Study questions:
a. In the piece on purposely being unknown online, why did the writer choose Tumblr for the account? Answer in one to three sentences.
b. Please summarize the piece on purposely being unknown online in three sentences.

Selected text:

Purposely being unknown on the Internet
When I was a junior in high school I sort of felt lonely in a way where I couldn’t talk to other people about what was going on in my mind. I felt as if no one cared or my friends would feel uncomfortable if I would bring anything personal up. I still don’t talk much about my feelings or my thoughts to people, I think it’s just a natural thing I do. Anyways, during my junior year of high school, I wanted to express my feelings, so something I decided to do was make a Tumblr page because it was the first website that popped up in my head, I never had an account and I always wanted one. So I made myself an account and I would customize my page. I didn’t really care if people would follow me, the account was more for myself. From what I can remember my first post went along the lines of “ Hi, this is my page to vocalize my emotions, without feeling weird about it”. It was more like a public journal, I would just post my day to day emotions and things that bothered me. Sometimes I would even post some memes to balance everything out. I would gain some followers but mostly I would get people who would like to reblog my posts, which is cool because I took it as someone felt the same way as I did. I wasn’t concerned with the people in my life somehow finding out because it was anonymous and they don’t use Tumblr. I continued to post on there until a year later, so by the start of senior year. I didn’t feel the necessity to post anymore and felt better emotionally. I posted my last post saying “Okay, bye!” and I chose that because by that point I wasn’t invested in it. About a year ago I’ve decided to delete the account for closure and because I found it cringy looking back at it.

Data provided:
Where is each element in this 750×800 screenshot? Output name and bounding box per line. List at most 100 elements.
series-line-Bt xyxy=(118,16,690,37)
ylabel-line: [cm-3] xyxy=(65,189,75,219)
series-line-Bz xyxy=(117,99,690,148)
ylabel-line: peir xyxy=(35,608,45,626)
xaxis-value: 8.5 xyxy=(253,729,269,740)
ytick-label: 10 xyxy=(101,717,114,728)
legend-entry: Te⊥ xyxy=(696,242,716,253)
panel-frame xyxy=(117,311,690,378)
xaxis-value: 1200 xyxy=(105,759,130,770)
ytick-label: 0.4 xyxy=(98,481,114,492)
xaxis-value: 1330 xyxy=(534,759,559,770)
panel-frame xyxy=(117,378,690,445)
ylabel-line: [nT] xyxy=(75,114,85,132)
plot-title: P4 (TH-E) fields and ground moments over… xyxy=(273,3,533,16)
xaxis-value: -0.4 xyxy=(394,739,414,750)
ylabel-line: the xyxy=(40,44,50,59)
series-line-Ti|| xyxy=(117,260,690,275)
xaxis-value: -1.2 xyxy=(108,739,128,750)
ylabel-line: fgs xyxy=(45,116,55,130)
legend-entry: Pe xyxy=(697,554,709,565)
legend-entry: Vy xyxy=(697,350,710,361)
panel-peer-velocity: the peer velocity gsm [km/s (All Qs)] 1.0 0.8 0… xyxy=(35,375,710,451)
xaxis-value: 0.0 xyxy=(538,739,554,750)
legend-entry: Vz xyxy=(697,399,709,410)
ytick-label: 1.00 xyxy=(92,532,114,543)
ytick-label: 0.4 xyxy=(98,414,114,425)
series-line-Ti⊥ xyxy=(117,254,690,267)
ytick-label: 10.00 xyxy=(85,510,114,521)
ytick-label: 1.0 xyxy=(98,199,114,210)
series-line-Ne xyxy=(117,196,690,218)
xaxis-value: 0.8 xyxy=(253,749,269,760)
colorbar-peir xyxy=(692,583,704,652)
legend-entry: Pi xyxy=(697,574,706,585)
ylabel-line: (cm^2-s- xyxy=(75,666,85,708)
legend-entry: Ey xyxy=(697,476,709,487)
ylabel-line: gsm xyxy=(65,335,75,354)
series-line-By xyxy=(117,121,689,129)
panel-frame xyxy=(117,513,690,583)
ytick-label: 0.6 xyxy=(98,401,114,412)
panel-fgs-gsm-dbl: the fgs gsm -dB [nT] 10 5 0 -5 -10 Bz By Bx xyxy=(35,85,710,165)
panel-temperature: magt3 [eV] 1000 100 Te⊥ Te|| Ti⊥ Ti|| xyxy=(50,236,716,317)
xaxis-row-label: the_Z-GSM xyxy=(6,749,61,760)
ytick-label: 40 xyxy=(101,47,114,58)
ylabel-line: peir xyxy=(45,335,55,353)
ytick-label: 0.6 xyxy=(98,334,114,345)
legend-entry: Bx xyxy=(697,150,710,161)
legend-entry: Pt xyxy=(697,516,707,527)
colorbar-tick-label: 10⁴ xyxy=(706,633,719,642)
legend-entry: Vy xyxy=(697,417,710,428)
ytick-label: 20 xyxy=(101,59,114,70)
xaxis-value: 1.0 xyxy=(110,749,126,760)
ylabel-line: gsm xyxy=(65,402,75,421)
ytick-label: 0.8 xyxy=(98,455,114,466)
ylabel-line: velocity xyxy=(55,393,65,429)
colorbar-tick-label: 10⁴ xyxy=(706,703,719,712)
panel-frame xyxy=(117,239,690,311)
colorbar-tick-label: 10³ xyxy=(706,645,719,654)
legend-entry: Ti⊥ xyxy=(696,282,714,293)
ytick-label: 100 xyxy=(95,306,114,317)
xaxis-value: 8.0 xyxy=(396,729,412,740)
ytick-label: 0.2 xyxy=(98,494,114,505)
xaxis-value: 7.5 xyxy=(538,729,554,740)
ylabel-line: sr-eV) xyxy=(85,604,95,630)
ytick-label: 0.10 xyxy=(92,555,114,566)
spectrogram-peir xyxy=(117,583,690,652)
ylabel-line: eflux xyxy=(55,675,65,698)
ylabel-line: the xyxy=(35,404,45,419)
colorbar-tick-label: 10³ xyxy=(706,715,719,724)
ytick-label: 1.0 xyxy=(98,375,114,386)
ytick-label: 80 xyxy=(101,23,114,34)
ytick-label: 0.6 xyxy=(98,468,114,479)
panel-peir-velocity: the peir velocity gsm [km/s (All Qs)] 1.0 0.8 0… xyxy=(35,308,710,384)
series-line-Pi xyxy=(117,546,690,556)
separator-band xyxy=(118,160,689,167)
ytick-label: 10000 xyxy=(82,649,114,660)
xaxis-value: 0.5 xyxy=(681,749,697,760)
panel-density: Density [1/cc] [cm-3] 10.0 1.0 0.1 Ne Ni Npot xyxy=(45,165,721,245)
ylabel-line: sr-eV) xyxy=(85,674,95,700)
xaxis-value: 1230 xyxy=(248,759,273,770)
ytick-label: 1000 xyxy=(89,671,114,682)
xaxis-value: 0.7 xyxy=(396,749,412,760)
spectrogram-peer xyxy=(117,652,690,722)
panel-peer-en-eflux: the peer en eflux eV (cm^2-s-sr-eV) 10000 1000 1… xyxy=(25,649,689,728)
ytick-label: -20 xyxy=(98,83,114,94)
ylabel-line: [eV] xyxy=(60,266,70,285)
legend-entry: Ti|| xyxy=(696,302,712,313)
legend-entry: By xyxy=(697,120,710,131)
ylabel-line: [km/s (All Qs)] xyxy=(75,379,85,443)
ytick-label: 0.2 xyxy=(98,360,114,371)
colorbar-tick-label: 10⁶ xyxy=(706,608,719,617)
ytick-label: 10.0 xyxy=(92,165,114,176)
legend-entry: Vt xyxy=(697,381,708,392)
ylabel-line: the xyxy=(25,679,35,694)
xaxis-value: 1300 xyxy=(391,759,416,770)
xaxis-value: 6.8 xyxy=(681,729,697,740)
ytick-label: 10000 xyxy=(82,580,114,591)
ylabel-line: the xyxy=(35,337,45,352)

Your responses:
a. Tumblr was the first website that came to the writer's mind. The writer had also never had an account there and had always wanted one.

b. During junior year of high school, the writer felt unable to talk to others about what was on their mind and made an anonymous Tumblr page to express their feelings. The writer used it like a public journal for day-to-day emotions and the occasional meme, gained some followers and reblogs, and didn't worry about people they knew finding it. By the start of senior year the writer felt better and stopped posting, and about a year ago deleted the account for closure and because it looked cringy in hindsight.